AIM> Quote the entries word for word. Omit the pictures.

● ● ● ● ● ● ●

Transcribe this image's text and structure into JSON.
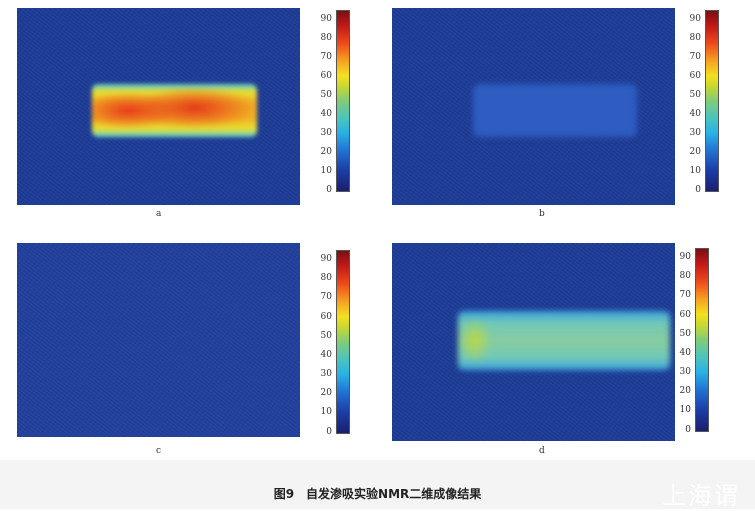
{
  "panels": [
    {
      "label": "a",
      "colorbar": {
        "min": 0,
        "max": 95,
        "ticks": [
          "0",
          "10",
          "20",
          "30",
          "40",
          "50",
          "60",
          "70",
          "80",
          "90"
        ]
      }
    },
    {
      "label": "b",
      "colorbar": {
        "min": 0,
        "max": 95,
        "ticks": [
          "0",
          "10",
          "20",
          "30",
          "40",
          "50",
          "60",
          "70",
          "80",
          "90"
        ]
      }
    },
    {
      "label": "c",
      "colorbar": {
        "min": 0,
        "max": 95,
        "ticks": [
          "0",
          "10",
          "20",
          "30",
          "40",
          "50",
          "60",
          "70",
          "80",
          "90"
        ]
      }
    },
    {
      "label": "d",
      "colorbar": {
        "min": 0,
        "max": 95,
        "ticks": [
          "0",
          "10",
          "20",
          "30",
          "40",
          "50",
          "60",
          "70",
          "80",
          "90"
        ]
      }
    }
  ],
  "colormap": "jet",
  "caption": "图9　自发渗吸实验NMR二维成像结果",
  "watermark": "上海谓"
}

● ● ● ● ● ● ●

FINISHED EXERCISE>
Transcribe this image's text and structure into JSON.
{
  "panels": [
    {
      "label": "a",
      "colorbar": {
        "min": 0,
        "max": 95,
        "ticks": [
          "0",
          "10",
          "20",
          "30",
          "40",
          "50",
          "60",
          "70",
          "80",
          "90"
        ]
      }
    },
    {
      "label": "b",
      "colorbar": {
        "min": 0,
        "max": 95,
        "ticks": [
          "0",
          "10",
          "20",
          "30",
          "40",
          "50",
          "60",
          "70",
          "80",
          "90"
        ]
      }
    },
    {
      "label": "c",
      "colorbar": {
        "min": 0,
        "max": 95,
        "ticks": [
          "0",
          "10",
          "20",
          "30",
          "40",
          "50",
          "60",
          "70",
          "80",
          "90"
        ]
      }
    },
    {
      "label": "d",
      "colorbar": {
        "min": 0,
        "max": 95,
        "ticks": [
          "0",
          "10",
          "20",
          "30",
          "40",
          "50",
          "60",
          "70",
          "80",
          "90"
        ]
      }
    }
  ],
  "colormap": "jet",
  "caption": "图9　自发渗吸实验NMR二维成像结果",
  "watermark": "上海谓"
}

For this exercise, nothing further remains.